# TASK INSTRUCTIONS
Pull out every line below holding the word "Proxy".

# SUPPLIED RECORDS
** Start **

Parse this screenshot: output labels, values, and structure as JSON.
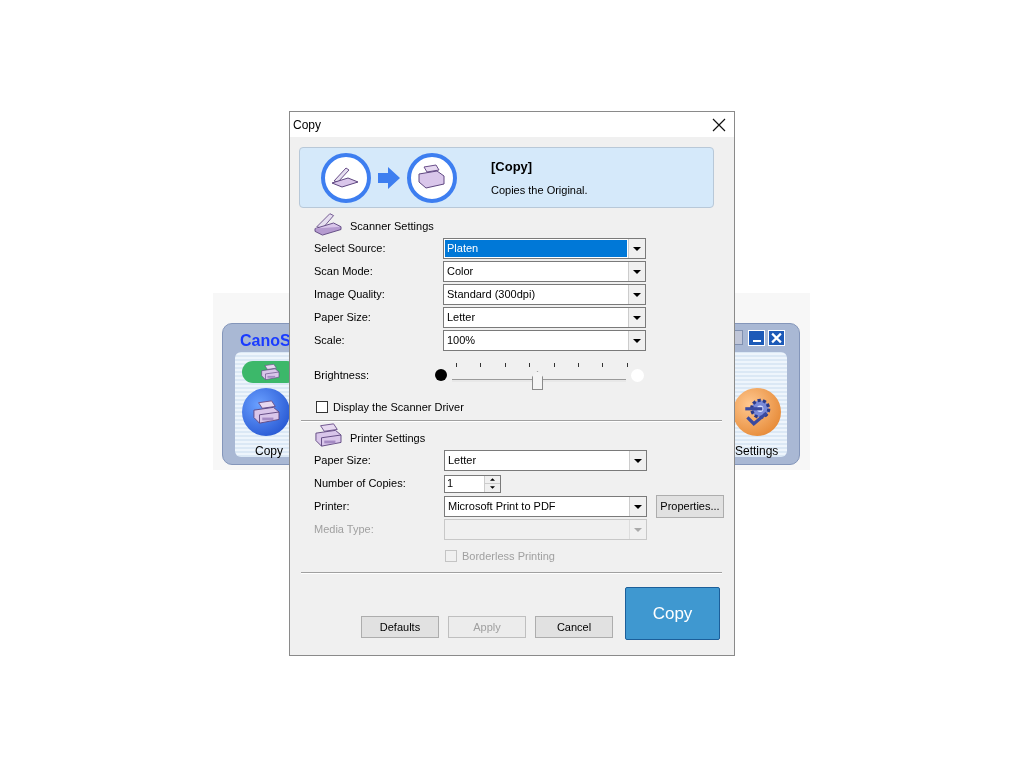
{
  "background_window": {
    "title": "CanoS",
    "buttons": [
      {
        "label": "Copy",
        "kind": "copy"
      },
      {
        "label": "Settings",
        "kind": "settings"
      }
    ]
  },
  "dialog": {
    "title": "Copy",
    "banner": {
      "heading": "[Copy]",
      "description": "Copies the Original."
    },
    "scanner_settings": {
      "heading": "Scanner Settings",
      "fields": [
        {
          "label": "Select Source:",
          "value": "Platen",
          "focused": true
        },
        {
          "label": "Scan Mode:",
          "value": "Color",
          "focused": false
        },
        {
          "label": "Image Quality:",
          "value": "Standard (300dpi)",
          "focused": false
        },
        {
          "label": "Paper Size:",
          "value": "Letter",
          "focused": false
        },
        {
          "label": "Scale:",
          "value": "100%",
          "focused": false
        }
      ],
      "brightness": {
        "label": "Brightness:",
        "level": 0.5
      },
      "driver_checkbox": {
        "label": "Display the Scanner Driver",
        "checked": false
      }
    },
    "printer_settings": {
      "heading": "Printer Settings",
      "fields": [
        {
          "label": "Paper Size:",
          "kind": "dropdown",
          "value": "Letter",
          "disabled": false
        },
        {
          "label": "Number of Copies:",
          "kind": "spin",
          "value": "1",
          "disabled": false
        },
        {
          "label": "Printer:",
          "kind": "dropdown",
          "value": "Microsoft Print to PDF",
          "disabled": false,
          "button": "Properties..."
        },
        {
          "label": "Media Type:",
          "kind": "dropdown",
          "disabled": true
        }
      ],
      "borderless_checkbox": {
        "label": "Borderless Printing",
        "checked": false,
        "disabled": true
      }
    },
    "buttons": [
      {
        "label": "Defaults",
        "disabled": false
      },
      {
        "label": "Apply",
        "disabled": true
      },
      {
        "label": "Cancel",
        "disabled": false
      }
    ],
    "primary_button": "Copy"
  }
}
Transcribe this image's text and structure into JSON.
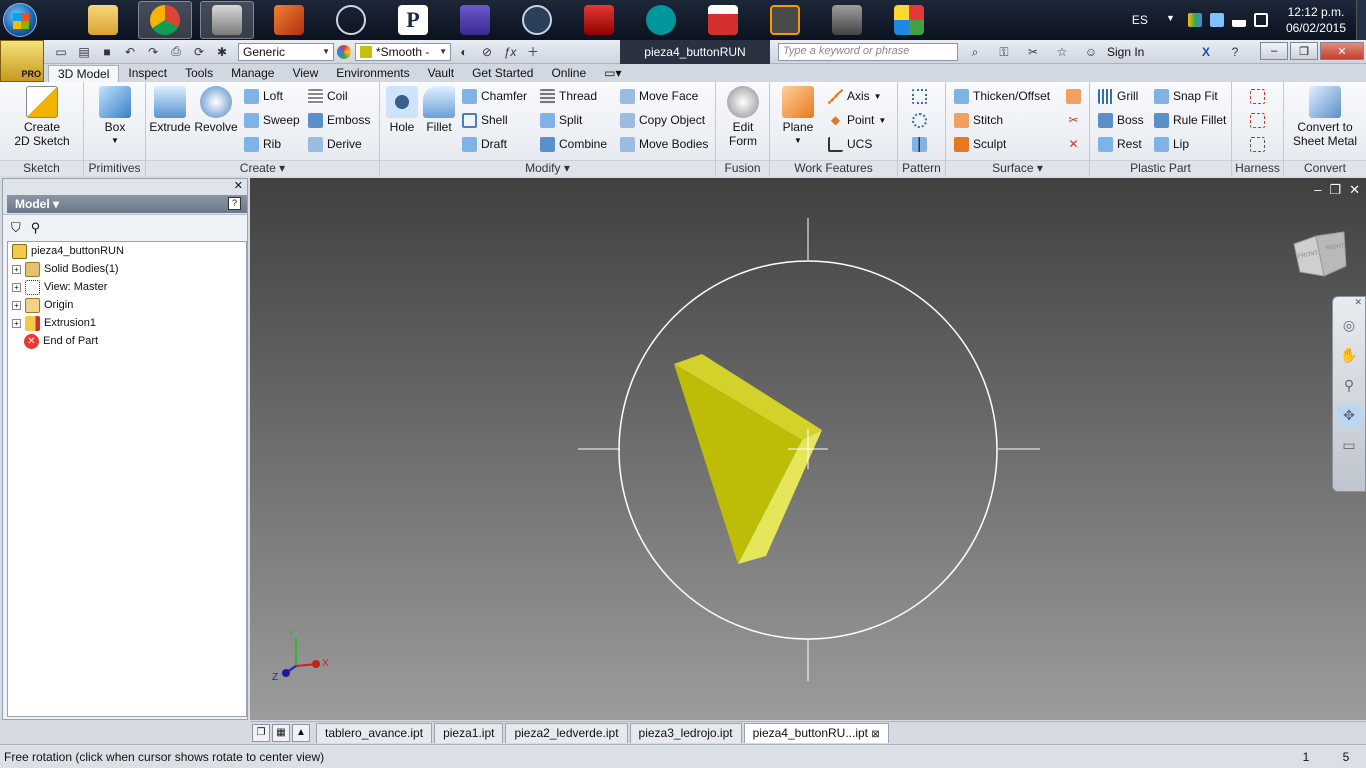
{
  "taskbar": {
    "apps": [
      "Windows Explorer",
      "Google Chrome",
      "Autodesk Inventor Professional",
      "MATLAB",
      "Atom",
      "Pixlr",
      "Equalizer",
      "Steam",
      "AutoCAD",
      "Arduino",
      "MPLAB IDE",
      "Sublime Text",
      "Rhino",
      "Control Panel"
    ],
    "language": "ES",
    "time": "12:12 p.m.",
    "date": "06/02/2015"
  },
  "qat": {
    "material": "Generic",
    "appearance": "*Smooth -",
    "doc_title": "pieza4_buttonRUN",
    "search_placeholder": "Type a keyword or phrase",
    "sign_in": "Sign In",
    "badge": "PRO"
  },
  "tabs": [
    "3D Model",
    "Inspect",
    "Tools",
    "Manage",
    "View",
    "Environments",
    "Vault",
    "Get Started",
    "Online"
  ],
  "ribbon": {
    "sketch": {
      "label": "Sketch",
      "create_sketch": "Create\n2D Sketch"
    },
    "primitives": {
      "label": "Primitives",
      "box": "Box"
    },
    "create": {
      "label": "Create",
      "extrude": "Extrude",
      "revolve": "Revolve",
      "loft": "Loft",
      "coil": "Coil",
      "sweep": "Sweep",
      "emboss": "Emboss",
      "rib": "Rib",
      "derive": "Derive"
    },
    "modify": {
      "label": "Modify",
      "hole": "Hole",
      "fillet": "Fillet",
      "chamfer": "Chamfer",
      "thread": "Thread",
      "move_face": "Move Face",
      "shell": "Shell",
      "split": "Split",
      "copy_object": "Copy Object",
      "draft": "Draft",
      "combine": "Combine",
      "move_bodies": "Move Bodies"
    },
    "fusion": {
      "label": "Fusion",
      "edit_form": "Edit\nForm"
    },
    "work_features": {
      "label": "Work Features",
      "plane": "Plane",
      "axis": "Axis",
      "point": "Point",
      "ucs": "UCS"
    },
    "pattern": {
      "label": "Pattern"
    },
    "surface": {
      "label": "Surface",
      "thicken": "Thicken/Offset",
      "stitch": "Stitch",
      "sculpt": "Sculpt"
    },
    "plastic": {
      "label": "Plastic Part",
      "grill": "Grill",
      "snap_fit": "Snap Fit",
      "boss": "Boss",
      "rule_fillet": "Rule Fillet",
      "rest": "Rest",
      "lip": "Lip"
    },
    "harness": {
      "label": "Harness"
    },
    "convert": {
      "label": "Convert",
      "to_sheet_metal": "Convert to\nSheet Metal"
    }
  },
  "browser": {
    "title": "Model",
    "nodes": [
      "pieza4_buttonRUN",
      "Solid Bodies(1)",
      "View: Master",
      "Origin",
      "Extrusion1",
      "End of Part"
    ]
  },
  "viewport": {
    "viewcube_faces": [
      "FRONT",
      "RIGHT"
    ],
    "triad": {
      "x": "X",
      "y": "Y",
      "z": "Z"
    }
  },
  "doc_tabs": [
    "tablero_avance.ipt",
    "pieza1.ipt",
    "pieza2_ledverde.ipt",
    "pieza3_ledrojo.ipt",
    "pieza4_buttonRU...ipt"
  ],
  "status": {
    "text": "Free rotation (click when cursor shows rotate to center view)",
    "n1": "1",
    "n2": "5"
  }
}
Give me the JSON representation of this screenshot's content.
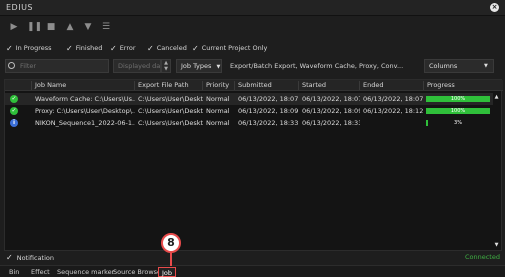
{
  "window": {
    "title": "EDIUS"
  },
  "toolbar": {
    "icons": [
      "play-icon",
      "pause-icon",
      "delete-icon",
      "move-up-icon",
      "move-down-icon",
      "list-icon"
    ]
  },
  "filters": {
    "in_progress": "In Progress",
    "finished": "Finished",
    "error": "Error",
    "canceled": "Canceled",
    "current_project_only": "Current Project Only"
  },
  "search": {
    "filter_placeholder": "Filter",
    "displayed_days_placeholder": "Displayed days",
    "job_types_label": "Job Types",
    "job_types_value": "Export/Batch Export, Waveform Cache, Proxy, Conv...",
    "columns_label": "Columns"
  },
  "table": {
    "headers": [
      "Job Name",
      "Export File Path",
      "Priority",
      "Submitted",
      "Started",
      "Ended",
      "Progress"
    ],
    "rows": [
      {
        "status": "finished",
        "name": "Waveform Cache: C:\\Users\\Us...",
        "path": "C:\\Users\\User\\Deskto...",
        "priority": "Normal",
        "submitted": "06/13/2022, 18:07...",
        "started": "06/13/2022, 18:07...",
        "ended": "06/13/2022, 18:07...",
        "progress": 1.0,
        "progress_label": "100%"
      },
      {
        "status": "finished",
        "name": "Proxy: C:\\Users\\User\\Desktop\\...",
        "path": "C:\\Users\\User\\Deskto...",
        "priority": "Normal",
        "submitted": "06/13/2022, 18:09...",
        "started": "06/13/2022, 18:09...",
        "ended": "06/13/2022, 18:12...",
        "progress": 1.0,
        "progress_label": "100%"
      },
      {
        "status": "info",
        "name": "NIKON_Sequence1_2022-06-1...",
        "path": "C:\\Users\\User\\Deskto...",
        "priority": "Normal",
        "submitted": "06/13/2022, 18:33...",
        "started": "06/13/2022, 18:33...",
        "ended": "",
        "progress": 0.03,
        "progress_label": "3%"
      }
    ]
  },
  "footer": {
    "notification": "Notification",
    "status": "Connected"
  },
  "tabs": [
    "Bin",
    "Effect",
    "Sequence marker",
    "Source Browser",
    "Job"
  ],
  "callout": {
    "number": "8"
  },
  "colors": {
    "accent_green": "#2fbf3a",
    "info_blue": "#3b6fd8",
    "callout_red": "#e84b4b"
  }
}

** End **

# ANSWER BELOW
    "job_types_value": "Export/Batch Export, Waveform Cache, Proxy, Conv...",
        "name": "Proxy: C:\\Users\\User\\Desktop\\...",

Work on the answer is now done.